* **READING TEXT**:
------------------------------------------------------------

Cracks in the UK Pension System?

Delphine Strauss of the Financial Times reports the rise in the UK state pension age drives record employment among 65-year-olds:

The latest increase in the UK state pension age has led to record highs in employment among 65-year-olds, while also prompting those living in poorer areas to work for longer.

Research by the Institute for Fiscal Studies, published on Tuesday, found that around 55,000 more 65-year-olds were in paid work in 2021 as a result of the gradual rise in the pension age, from 65 to 66, between late 2018 and late 2020.

The reform led to an additional 7 per cent of men and 9 per cent of women staying in work, taking the male employment rate at age 65 to 42 per cent — the highest since the 1970s. The female employment rate rose to a probable all-time peak of 31 per cent.

Emily Andrews, deputy director for evidence at the Centre for Ageing Better, the charity that funded the research, said it showed the higher pension age had been “an effective policy for extended working lives among the employed”.

However, the research also contained several warning signs for policymakers as they prepare for the pension age to rise to 67 from 2026 and as an independent review starts to consider the case for further increases to manage the fiscal pressures of an ageing population.

First, people living in poorer areas were much more likely to remain in work while waiting to become eligible for the state pension. After the change, the employment rate in the fifth most deprived local areas rose by 13 percentage points for women and 10 percentage points for men — compared with respective increases of just 4 and 5 percentage points in the fifth most prosperous areas.

Renters tended to stay in work more than homeowners, and those without qualifications were more likely to do so than those with a university education, the research showed, suggesting that financial necessity was driving their decisions.

Most of those who delayed retirement were likely to be better off financially as a result, even if they would have preferred to stop working earlier and have more leisure time, the IFS said. That was because they were predominantly working full-time, earning more than the lost pension income.

Jonathan Cribb, an associate director at the IFS, said this suggested there was “an unmet desire for many approaching state pension age to be able to work part-time, or more flexibly, than they are currently doing”.

More than 90 per cent of those affected by the rise in the pension age did not change their retirement plans, the IFS said. A majority still retire before the age of 65, either because of health problems or because they can afford to, while a significant minority choose to work for longer.

But a smaller group — including 5,000 who were unemployed and 25,000 who were unable to work for health reasons — had been particularly badly hit, the IFS said, because they were eligible for much less help through the benefits system than they would have been if eligible for the state pension.

Andrews said this pointed to the need for the government to “get serious about meaningful support to help workless people in their 60s get back into paid work”, so that further rises in the pension age did not “further harm those who are already disadvantaged by an ageist labour market”.

Laurence O'Brien, Research Economist at the Institute for Fiscal Studies also wrote a comment for The Conversation that the change in UK state pension age to 66 has seen big increase in working 65-year-olds, but particularly deprived women:

The UK state pension age has been rising in recent years, most recently with a staggered increase for both men and women from 65 to 66 between December 2018 and October 2020. While the male state pension age had previously been 65 since the late 1940s, for women this followed a previous rise in their state pension age from 60 to 65 between 2010 and 2018.

------------------------------------------------------------

* **INFORMATION SHOWN**:
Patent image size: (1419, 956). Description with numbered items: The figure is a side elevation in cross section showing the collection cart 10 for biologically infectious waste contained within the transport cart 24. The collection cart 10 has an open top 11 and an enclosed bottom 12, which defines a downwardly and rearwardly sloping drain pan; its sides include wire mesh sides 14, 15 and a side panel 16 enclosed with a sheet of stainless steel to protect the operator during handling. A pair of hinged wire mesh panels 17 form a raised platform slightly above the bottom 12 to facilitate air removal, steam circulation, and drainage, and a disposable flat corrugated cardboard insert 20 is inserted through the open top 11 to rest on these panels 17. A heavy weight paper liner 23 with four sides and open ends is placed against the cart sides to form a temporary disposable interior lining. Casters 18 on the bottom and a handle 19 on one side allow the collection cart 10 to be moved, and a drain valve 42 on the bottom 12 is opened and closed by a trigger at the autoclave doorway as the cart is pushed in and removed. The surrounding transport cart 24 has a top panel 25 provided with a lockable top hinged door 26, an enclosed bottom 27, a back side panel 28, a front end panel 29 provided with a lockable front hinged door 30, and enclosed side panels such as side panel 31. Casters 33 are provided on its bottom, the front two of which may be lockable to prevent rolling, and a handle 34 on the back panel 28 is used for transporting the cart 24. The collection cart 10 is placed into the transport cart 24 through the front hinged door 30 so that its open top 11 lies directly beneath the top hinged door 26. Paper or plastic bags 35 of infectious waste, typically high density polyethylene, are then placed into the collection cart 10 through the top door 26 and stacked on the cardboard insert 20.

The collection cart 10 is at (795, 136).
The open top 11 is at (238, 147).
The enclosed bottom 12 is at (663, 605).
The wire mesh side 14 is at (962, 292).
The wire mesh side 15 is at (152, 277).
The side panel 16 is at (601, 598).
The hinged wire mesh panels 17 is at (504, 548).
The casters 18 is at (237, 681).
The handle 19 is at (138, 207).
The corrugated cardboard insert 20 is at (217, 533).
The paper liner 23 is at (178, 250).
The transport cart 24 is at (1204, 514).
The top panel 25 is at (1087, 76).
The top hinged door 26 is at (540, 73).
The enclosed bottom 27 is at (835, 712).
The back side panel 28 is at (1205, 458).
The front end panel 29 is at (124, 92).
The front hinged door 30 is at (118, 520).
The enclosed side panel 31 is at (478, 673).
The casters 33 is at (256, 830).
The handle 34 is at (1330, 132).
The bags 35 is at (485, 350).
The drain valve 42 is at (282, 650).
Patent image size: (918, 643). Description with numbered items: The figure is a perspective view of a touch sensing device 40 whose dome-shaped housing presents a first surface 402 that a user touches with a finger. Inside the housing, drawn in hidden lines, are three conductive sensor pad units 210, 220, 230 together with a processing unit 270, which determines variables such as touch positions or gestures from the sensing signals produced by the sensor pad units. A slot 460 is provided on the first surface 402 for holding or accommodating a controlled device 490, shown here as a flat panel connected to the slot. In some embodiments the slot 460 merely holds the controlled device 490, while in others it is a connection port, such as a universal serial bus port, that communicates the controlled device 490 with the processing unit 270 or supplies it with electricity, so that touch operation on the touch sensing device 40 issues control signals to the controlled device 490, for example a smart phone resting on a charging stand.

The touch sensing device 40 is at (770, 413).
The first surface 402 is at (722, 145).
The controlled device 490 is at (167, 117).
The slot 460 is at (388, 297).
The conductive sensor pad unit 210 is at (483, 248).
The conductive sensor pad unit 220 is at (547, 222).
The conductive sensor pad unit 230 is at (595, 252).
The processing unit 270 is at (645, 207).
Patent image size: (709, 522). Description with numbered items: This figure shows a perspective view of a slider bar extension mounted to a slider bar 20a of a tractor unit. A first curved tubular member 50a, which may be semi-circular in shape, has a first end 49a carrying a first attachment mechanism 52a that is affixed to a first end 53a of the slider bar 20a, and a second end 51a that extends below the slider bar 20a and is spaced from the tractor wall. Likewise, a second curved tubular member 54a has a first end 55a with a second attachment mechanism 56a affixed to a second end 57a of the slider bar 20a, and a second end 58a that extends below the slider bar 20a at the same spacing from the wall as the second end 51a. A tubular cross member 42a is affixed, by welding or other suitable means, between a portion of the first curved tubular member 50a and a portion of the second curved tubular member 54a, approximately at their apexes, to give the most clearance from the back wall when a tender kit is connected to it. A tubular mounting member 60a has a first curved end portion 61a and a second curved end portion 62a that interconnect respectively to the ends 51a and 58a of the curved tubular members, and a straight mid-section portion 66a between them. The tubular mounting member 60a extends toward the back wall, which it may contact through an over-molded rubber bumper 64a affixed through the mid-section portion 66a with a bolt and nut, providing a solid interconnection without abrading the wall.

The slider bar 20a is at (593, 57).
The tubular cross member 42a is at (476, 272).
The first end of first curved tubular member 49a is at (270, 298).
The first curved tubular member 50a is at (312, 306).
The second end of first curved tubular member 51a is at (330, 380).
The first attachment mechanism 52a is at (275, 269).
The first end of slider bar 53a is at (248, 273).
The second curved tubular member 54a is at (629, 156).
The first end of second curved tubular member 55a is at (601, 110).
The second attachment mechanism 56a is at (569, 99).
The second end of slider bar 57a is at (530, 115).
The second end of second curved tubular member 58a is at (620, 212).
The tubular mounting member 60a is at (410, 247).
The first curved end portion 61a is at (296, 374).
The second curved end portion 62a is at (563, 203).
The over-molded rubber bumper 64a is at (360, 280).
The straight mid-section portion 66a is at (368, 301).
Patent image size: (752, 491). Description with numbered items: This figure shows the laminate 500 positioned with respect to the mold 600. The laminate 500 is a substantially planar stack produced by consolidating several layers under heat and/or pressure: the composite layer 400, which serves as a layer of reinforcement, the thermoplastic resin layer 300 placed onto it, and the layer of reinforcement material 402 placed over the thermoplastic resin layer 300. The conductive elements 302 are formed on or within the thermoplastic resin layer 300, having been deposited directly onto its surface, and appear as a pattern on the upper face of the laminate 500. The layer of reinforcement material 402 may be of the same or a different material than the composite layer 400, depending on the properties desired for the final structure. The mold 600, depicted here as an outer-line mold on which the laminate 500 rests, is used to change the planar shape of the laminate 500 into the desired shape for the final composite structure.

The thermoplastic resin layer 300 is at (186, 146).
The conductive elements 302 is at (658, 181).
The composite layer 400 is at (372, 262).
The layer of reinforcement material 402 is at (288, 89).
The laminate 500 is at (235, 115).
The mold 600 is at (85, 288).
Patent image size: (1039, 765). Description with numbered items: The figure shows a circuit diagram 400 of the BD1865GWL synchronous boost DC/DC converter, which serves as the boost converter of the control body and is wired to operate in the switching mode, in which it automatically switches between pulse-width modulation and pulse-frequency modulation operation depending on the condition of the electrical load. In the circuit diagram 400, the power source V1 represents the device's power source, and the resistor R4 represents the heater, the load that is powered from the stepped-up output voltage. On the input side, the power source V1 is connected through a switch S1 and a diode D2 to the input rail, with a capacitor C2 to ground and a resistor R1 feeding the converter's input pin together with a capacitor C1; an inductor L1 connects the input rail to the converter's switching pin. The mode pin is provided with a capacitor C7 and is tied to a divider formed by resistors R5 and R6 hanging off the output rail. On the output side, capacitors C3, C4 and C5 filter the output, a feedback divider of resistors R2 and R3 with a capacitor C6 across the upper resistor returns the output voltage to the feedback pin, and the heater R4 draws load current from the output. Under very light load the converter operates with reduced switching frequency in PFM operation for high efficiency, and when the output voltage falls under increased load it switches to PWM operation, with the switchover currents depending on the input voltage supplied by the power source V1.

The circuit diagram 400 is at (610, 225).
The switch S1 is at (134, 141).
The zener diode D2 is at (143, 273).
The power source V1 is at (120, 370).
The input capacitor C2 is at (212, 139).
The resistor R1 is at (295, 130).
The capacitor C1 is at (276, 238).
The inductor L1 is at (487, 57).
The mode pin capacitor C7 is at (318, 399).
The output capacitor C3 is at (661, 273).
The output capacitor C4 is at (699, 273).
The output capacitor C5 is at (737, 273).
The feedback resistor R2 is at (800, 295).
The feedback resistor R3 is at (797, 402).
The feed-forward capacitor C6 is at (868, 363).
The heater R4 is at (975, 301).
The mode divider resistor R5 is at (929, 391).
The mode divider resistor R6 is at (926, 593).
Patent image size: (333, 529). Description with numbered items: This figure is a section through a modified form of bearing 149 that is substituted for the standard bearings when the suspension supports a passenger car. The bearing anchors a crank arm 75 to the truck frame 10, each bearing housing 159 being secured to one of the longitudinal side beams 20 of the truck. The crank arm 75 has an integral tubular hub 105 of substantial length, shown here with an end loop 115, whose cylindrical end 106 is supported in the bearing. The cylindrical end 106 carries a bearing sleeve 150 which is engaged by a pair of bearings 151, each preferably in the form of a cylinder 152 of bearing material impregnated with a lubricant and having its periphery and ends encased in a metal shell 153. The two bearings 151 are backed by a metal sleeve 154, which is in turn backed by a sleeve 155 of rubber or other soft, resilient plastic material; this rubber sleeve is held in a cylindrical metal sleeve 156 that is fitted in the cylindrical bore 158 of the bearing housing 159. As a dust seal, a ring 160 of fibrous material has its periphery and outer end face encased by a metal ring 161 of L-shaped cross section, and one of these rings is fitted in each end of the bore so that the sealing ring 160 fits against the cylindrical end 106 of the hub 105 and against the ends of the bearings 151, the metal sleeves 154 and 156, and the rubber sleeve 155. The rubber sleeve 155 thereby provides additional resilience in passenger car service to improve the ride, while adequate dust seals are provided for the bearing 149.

------------------------------------------------------------

* **TASKS AND EXERCISES**:
1 > List every person named in the article on the UK state pension age.
2 > According to the article on the UK state pension age, what did the female employment rate at age 65 rise to?
3 > Pick up the article on the UK state pension age after its final sentence and write the next paragraph.

* **SOLVED PROBLEMS**:
1 > Delphine Strauss, Emily Andrews, Jonathan Cribb, Laurence O'Brien

2 > It rose to 31 per cent, a probable all-time peak.

3 >
Further increases have been legislated, starting with an increase for both men and women from 66 to 67 scheduled between 2026 and 2028, as the government attempts to counteract some of the pressures to the national finances brought on by an ageing population. The government also recently launched the second independent review of the state pension age, to be published in May 2023, among whose questions is to consider whether to bring forward by eight years plans to raise the age to 68 by 2046.

But how are these increases to the state pension age likely to affect the labour market? In an ongoing programme of work at the Institute for Fiscal Studies, funded by the Centre for Ageing Better, we have examined in detail the effect of the recent increase in the state pension age from 65 to 66 on economic activity.

The reform increased employment significantly among older workers. As you can see from the two charts below, it led to a marked increase in the share of 65-year-olds in paid work. We can see that, between late 2018 and late 2020, the employment rates of 65-year-old men and women jumped up by around ten percentage points each. This was not matched by a similarly large increase in the employment rates of 66 and 67-year-olds, indicating that the state pension age rise was driving this.

Employment rates of men aged 65-67

The black vertical line shows the last quarter in which all 65-year-olds were over the state pension age (2018Q3); ppt = percentage point.

Employment rates of women aged 65-67

The black vertical line shows the last quarter in which all 65-year-olds were over the state pension age (2018Q3); ppt = percentage point.

Overall, we estimate that the increase in the state pension age led to an additional 7% of men and 9% of women staying in paid work at age 65 – this translates to around 55,000 extra 65-year-olds in paid work. By mid-2021, the male employment rate at age 65 had risen to 42% (from 35%) and the female rate to 31% (from 22%).

Both are the highest seen since at least the mid-1970s and, at least in the case of women, very likely to be the highest rate ever in the UK. But, despite this increase, it still means that the majority of men and women are not in paid work before they reach the state pension age of 66. However, employment rates at these older ages vary along several characteristics, so it’s important to analyse how different groups responded to the state pension age rise.

Unequal employment effects

In the most deprived 20% of areas, women’s employment rate at the age of 65 rose by 13 percentage points and men’s by ten percentage points. In contrast, in the most prosperous areas, female and male employment rates at age 65 rose by just four and five percentage points respectively. These results suggest that less-advantaged people are more likely to continue to work as a result of the higher state pension age, probably because many of them cannot afford to retire without state pension income.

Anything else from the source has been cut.